# [JOB]
Write out each line from the data below that includes the word "Pieśń".

[Saved data entries]
■ ■ ■ ■
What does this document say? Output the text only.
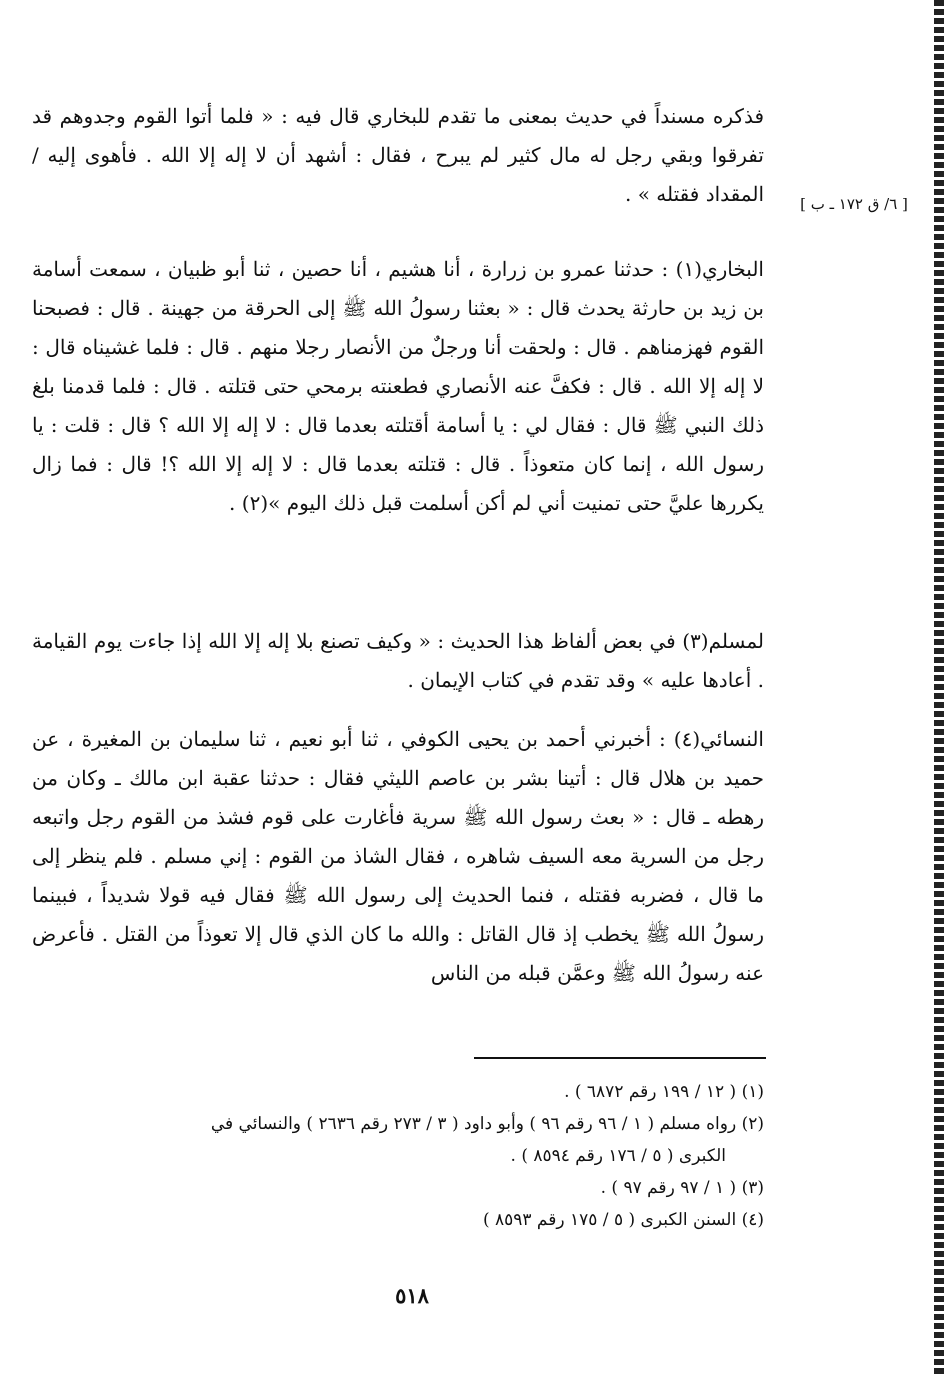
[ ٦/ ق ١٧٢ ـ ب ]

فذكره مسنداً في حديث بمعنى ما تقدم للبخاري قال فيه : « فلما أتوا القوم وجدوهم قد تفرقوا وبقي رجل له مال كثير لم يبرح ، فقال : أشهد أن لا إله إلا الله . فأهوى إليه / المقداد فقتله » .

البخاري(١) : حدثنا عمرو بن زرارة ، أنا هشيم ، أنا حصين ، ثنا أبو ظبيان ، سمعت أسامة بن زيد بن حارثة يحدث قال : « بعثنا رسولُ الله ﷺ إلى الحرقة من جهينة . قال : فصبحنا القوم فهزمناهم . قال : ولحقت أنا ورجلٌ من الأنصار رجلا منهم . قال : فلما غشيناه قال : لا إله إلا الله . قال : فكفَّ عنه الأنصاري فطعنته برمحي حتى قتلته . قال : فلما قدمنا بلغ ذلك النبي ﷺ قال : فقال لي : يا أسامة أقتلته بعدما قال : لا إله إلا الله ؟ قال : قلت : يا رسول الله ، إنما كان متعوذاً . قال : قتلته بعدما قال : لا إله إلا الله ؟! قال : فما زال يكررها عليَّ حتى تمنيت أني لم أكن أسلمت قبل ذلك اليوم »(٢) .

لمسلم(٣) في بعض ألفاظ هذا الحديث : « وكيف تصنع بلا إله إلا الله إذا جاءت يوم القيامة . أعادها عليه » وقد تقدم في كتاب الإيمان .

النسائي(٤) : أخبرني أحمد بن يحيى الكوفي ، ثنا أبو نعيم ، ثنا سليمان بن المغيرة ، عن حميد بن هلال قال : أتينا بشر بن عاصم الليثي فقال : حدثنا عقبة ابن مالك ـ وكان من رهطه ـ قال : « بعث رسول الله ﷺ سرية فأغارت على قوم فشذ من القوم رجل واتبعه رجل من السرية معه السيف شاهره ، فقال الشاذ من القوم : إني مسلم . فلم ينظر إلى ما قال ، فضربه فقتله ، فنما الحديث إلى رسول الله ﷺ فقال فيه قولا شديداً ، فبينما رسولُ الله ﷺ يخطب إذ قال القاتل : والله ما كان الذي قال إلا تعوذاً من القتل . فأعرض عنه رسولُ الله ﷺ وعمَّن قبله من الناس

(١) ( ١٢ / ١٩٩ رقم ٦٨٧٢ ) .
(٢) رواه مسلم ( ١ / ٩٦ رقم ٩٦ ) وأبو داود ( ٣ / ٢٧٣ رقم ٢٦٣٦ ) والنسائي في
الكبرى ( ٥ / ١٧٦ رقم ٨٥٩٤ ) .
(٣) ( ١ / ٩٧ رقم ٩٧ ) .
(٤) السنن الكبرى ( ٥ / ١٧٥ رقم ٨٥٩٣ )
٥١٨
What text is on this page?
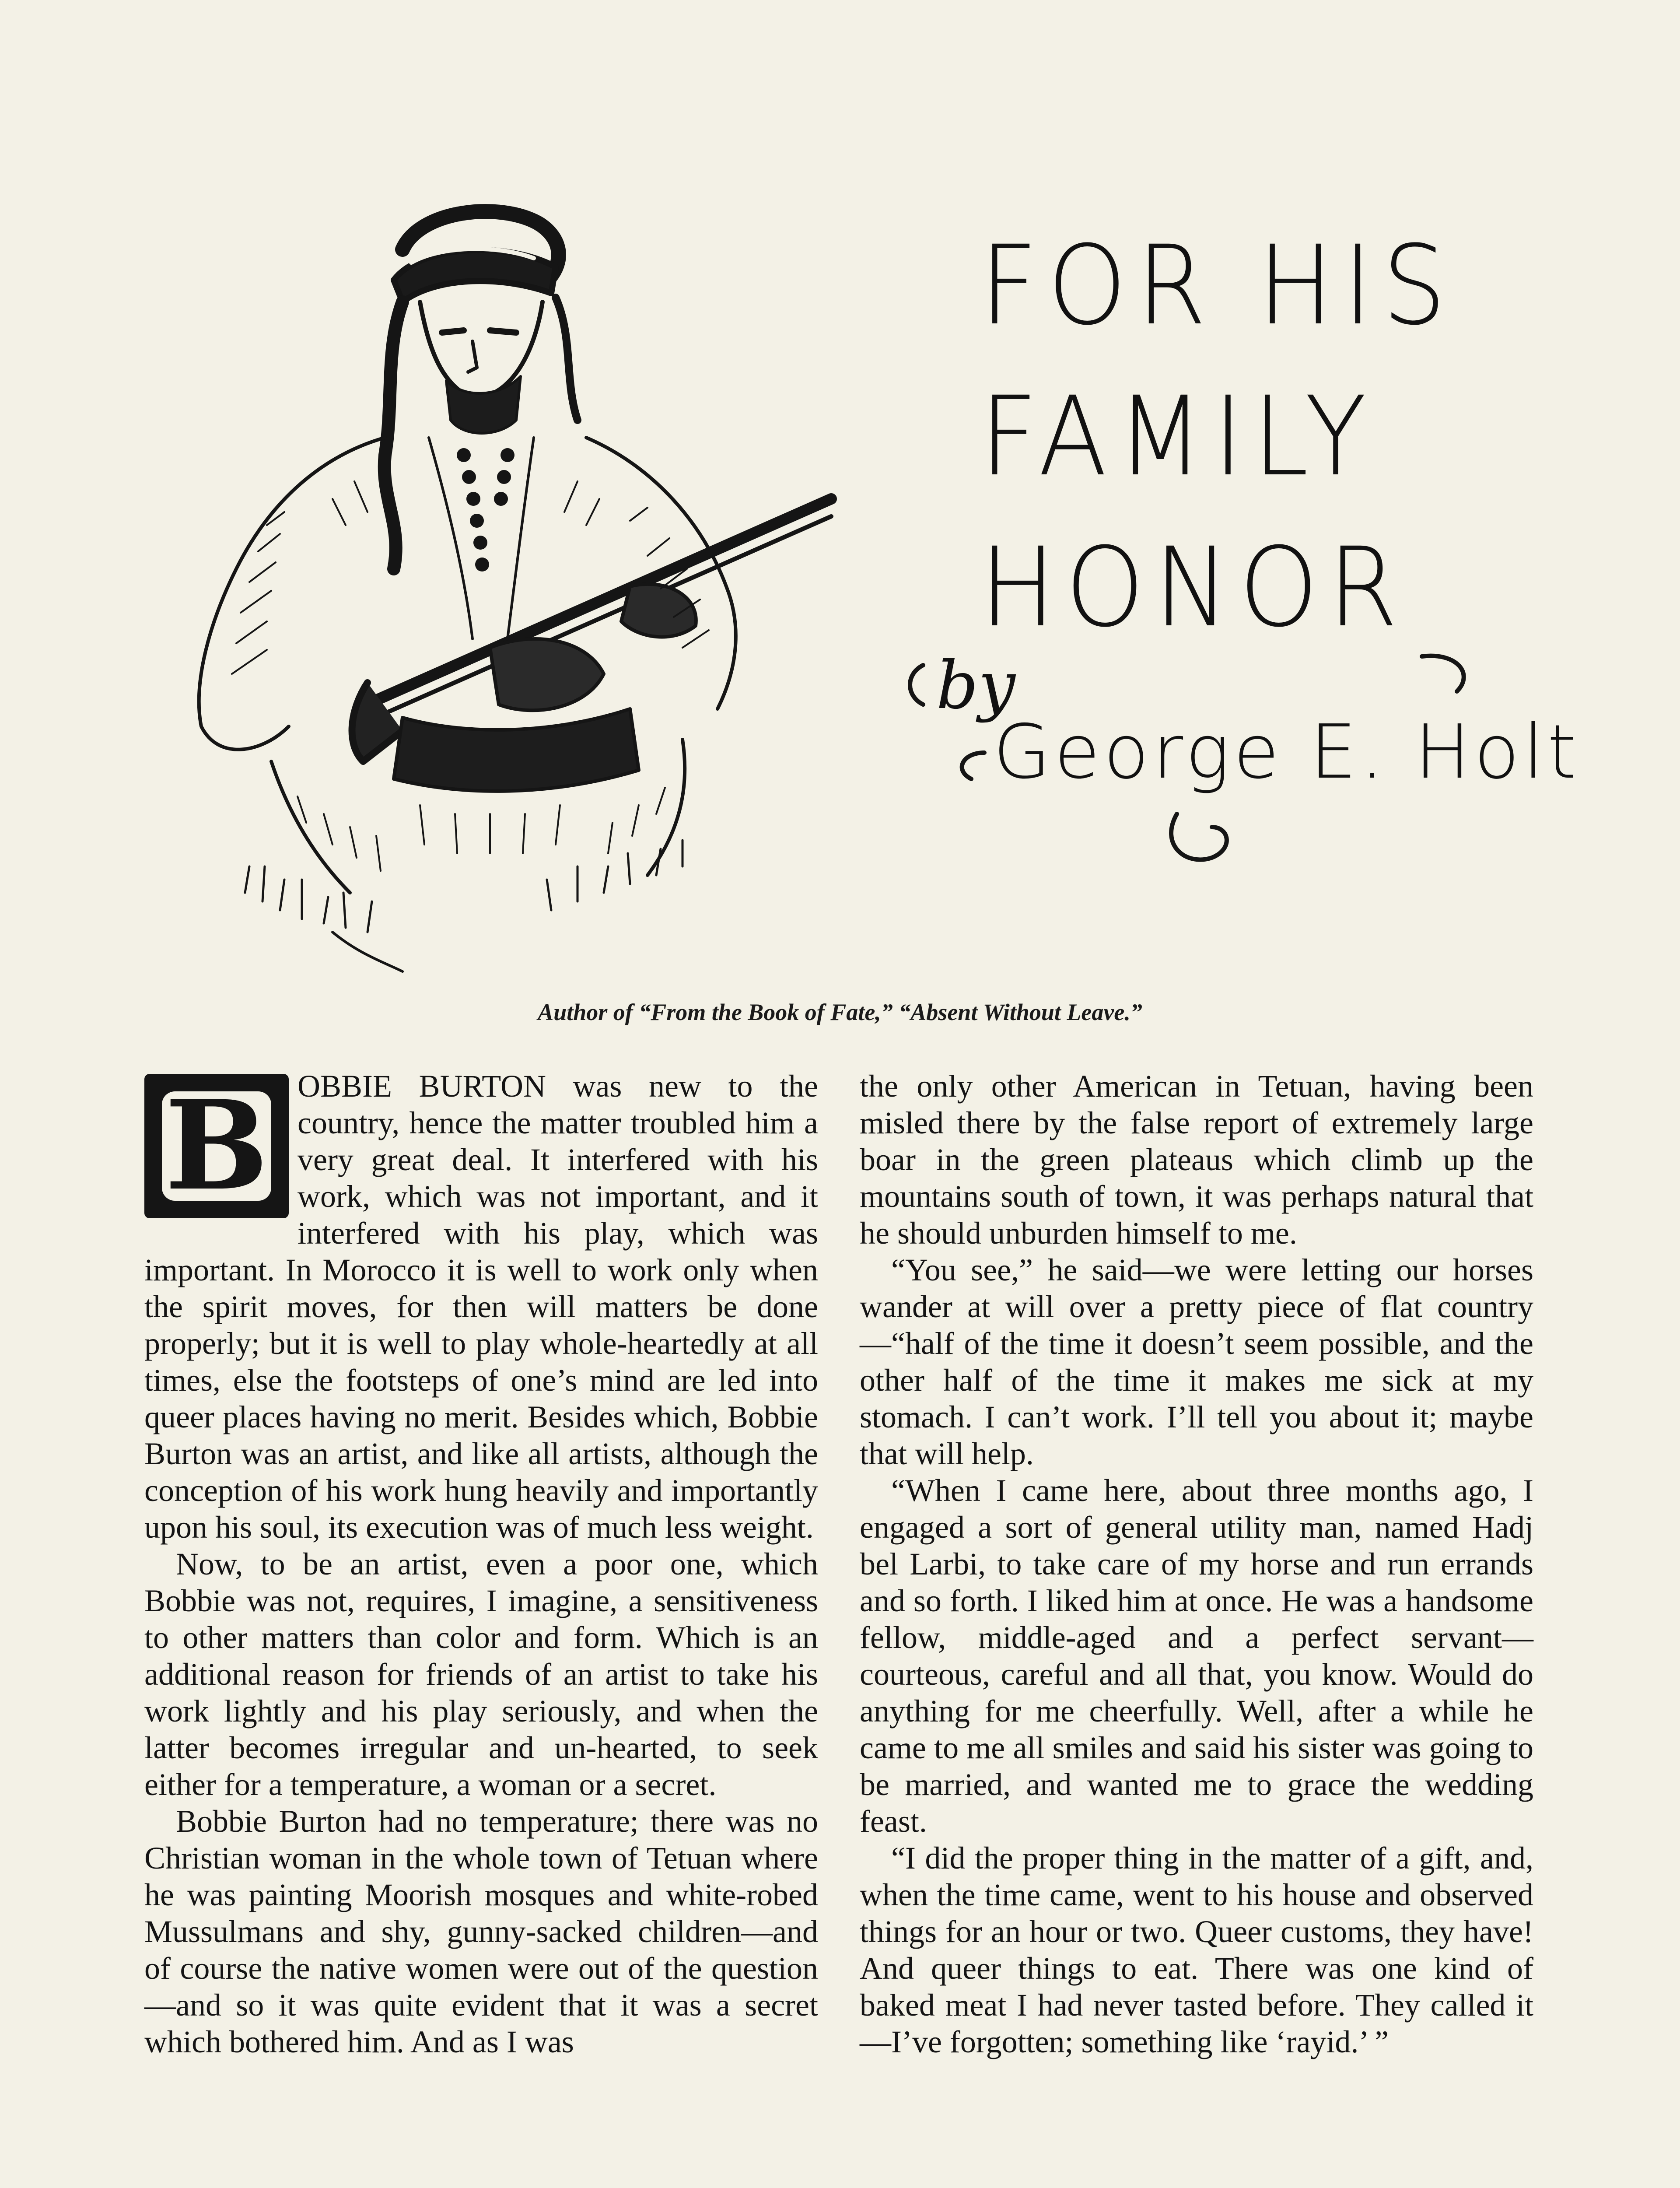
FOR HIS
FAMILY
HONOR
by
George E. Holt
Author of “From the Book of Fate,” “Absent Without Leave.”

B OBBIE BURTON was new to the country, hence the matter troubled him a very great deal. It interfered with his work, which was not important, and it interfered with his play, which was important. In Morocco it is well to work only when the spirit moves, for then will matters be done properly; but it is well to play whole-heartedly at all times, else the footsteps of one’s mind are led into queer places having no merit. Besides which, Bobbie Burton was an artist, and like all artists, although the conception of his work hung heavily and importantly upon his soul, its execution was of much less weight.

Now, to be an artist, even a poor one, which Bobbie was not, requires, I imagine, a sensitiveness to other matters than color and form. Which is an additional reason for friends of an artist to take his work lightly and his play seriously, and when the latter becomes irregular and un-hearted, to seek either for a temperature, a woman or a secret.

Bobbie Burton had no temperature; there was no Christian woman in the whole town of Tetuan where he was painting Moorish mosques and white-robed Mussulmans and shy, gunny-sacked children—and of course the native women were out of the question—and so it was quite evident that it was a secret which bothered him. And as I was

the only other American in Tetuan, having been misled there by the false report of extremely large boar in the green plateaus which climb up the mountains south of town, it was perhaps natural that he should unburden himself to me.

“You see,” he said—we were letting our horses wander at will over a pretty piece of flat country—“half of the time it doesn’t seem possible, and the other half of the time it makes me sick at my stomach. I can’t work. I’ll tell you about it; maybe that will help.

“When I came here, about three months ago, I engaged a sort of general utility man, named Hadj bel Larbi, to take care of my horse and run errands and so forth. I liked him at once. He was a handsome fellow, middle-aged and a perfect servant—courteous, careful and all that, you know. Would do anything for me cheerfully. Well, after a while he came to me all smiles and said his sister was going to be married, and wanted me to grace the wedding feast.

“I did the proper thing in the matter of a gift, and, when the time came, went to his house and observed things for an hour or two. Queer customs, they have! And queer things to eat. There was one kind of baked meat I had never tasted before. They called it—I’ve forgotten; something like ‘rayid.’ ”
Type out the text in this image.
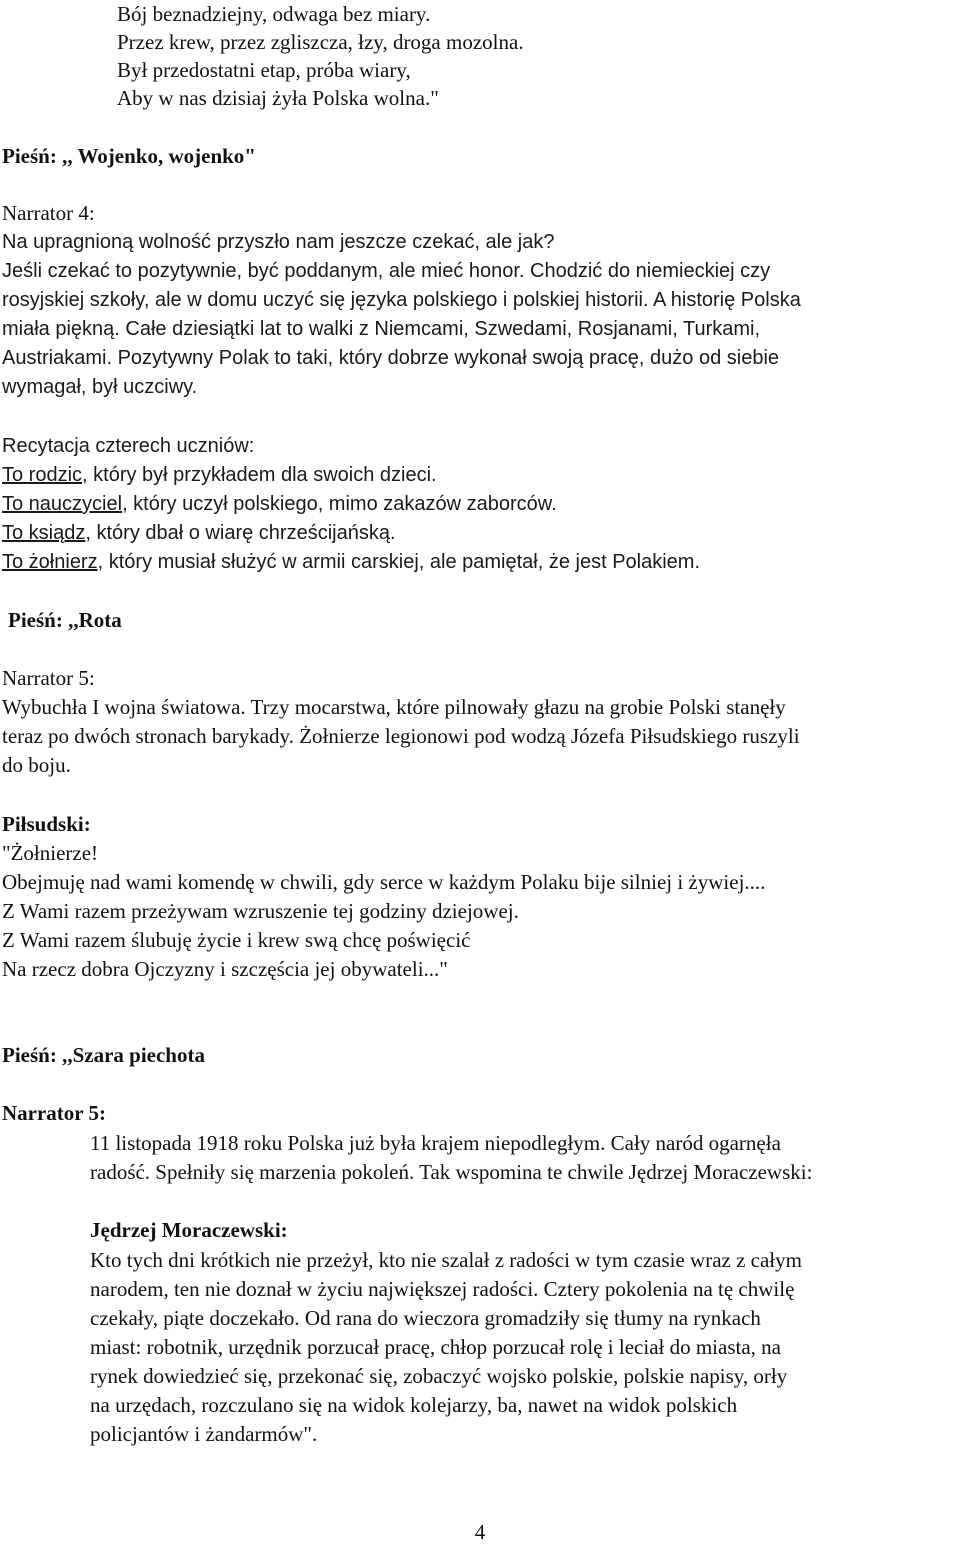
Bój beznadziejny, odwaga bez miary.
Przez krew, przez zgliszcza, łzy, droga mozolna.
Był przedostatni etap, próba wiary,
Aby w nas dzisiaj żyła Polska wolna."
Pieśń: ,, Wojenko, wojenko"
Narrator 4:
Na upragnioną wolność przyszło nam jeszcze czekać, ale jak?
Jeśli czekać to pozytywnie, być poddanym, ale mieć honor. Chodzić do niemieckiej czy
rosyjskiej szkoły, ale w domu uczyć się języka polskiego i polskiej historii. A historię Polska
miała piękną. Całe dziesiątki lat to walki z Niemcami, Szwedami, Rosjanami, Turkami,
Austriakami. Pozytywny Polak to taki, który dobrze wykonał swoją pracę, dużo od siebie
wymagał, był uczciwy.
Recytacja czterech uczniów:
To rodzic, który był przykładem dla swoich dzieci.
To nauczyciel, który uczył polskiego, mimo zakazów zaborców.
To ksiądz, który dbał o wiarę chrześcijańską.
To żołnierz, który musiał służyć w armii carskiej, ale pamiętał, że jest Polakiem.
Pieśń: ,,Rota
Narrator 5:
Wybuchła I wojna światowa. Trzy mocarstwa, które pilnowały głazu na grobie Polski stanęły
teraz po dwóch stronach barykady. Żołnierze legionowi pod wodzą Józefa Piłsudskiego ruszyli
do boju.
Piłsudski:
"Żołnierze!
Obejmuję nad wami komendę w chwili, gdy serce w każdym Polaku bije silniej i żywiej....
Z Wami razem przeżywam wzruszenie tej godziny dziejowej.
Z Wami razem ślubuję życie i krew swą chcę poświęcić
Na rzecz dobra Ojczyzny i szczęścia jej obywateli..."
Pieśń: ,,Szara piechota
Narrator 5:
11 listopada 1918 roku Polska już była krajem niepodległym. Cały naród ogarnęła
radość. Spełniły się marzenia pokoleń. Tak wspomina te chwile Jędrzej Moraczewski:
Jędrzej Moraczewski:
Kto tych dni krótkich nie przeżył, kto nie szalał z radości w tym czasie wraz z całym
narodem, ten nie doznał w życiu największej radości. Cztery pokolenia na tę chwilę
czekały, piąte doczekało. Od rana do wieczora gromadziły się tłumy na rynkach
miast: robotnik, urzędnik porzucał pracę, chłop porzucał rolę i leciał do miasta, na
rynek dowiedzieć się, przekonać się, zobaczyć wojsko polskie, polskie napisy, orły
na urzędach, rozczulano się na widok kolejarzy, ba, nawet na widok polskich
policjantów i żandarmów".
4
■ ■ ■ ■
# [SOLUTION FOR THIS EXERCISE]
Pieśń: ,, Wojenko, wojenko"
Pieśń: ,,Rota
Pieśń: ,,Szara piechota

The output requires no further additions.